**WORK REQUIRED**.
Repeat all of the data precisely.
[Start MATERIAL SHOWN]
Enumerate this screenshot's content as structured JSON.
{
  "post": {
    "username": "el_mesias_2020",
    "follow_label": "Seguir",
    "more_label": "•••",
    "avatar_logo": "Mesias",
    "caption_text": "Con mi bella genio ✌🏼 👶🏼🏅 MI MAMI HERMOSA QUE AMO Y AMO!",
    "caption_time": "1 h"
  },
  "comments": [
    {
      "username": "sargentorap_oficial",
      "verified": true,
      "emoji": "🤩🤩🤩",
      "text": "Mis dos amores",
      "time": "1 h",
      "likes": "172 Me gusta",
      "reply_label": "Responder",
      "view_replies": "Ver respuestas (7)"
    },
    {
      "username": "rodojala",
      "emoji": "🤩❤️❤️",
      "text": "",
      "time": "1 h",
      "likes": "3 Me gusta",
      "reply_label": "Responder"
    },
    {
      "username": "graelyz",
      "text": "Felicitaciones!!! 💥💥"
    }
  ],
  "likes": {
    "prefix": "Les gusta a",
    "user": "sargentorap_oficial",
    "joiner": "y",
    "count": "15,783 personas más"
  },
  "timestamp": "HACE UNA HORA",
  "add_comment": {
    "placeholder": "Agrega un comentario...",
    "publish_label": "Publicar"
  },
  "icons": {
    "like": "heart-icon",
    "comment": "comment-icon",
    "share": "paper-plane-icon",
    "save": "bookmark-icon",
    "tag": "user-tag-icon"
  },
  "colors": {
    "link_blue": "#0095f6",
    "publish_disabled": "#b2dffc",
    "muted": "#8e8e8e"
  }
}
[End MATERIAL SHOWN]
**SOLVED PROBLEM**.
Enumerate this screenshot's content as structured JSON.
{
  "post": {
    "username": "el_mesias_2020",
    "follow_label": "Seguir",
    "more_label": "•••",
    "avatar_logo": "Mesias",
    "caption_text": "Con mi bella genio ✌🏼 👶🏼🏅 MI MAMI HERMOSA QUE AMO Y AMO!",
    "caption_time": "1 h"
  },
  "comments": [
    {
      "username": "sargentorap_oficial",
      "verified": true,
      "emoji": "🤩🤩🤩",
      "text": "Mis dos amores",
      "time": "1 h",
      "likes": "172 Me gusta",
      "reply_label": "Responder",
      "view_replies": "Ver respuestas (7)"
    },
    {
      "username": "rodojala",
      "emoji": "🤩❤️❤️",
      "text": "",
      "time": "1 h",
      "likes": "3 Me gusta",
      "reply_label": "Responder"
    },
    {
      "username": "graelyz",
      "text": "Felicitaciones!!! 💥💥"
    }
  ],
  "likes": {
    "prefix": "Les gusta a",
    "user": "sargentorap_oficial",
    "joiner": "y",
    "count": "15,783 personas más"
  },
  "timestamp": "HACE UNA HORA",
  "add_comment": {
    "placeholder": "Agrega un comentario...",
    "publish_label": "Publicar"
  },
  "icons": {
    "like": "heart-icon",
    "comment": "comment-icon",
    "share": "paper-plane-icon",
    "save": "bookmark-icon",
    "tag": "user-tag-icon"
  },
  "colors": {
    "link_blue": "#0095f6",
    "publish_disabled": "#b2dffc",
    "muted": "#8e8e8e"
  }
}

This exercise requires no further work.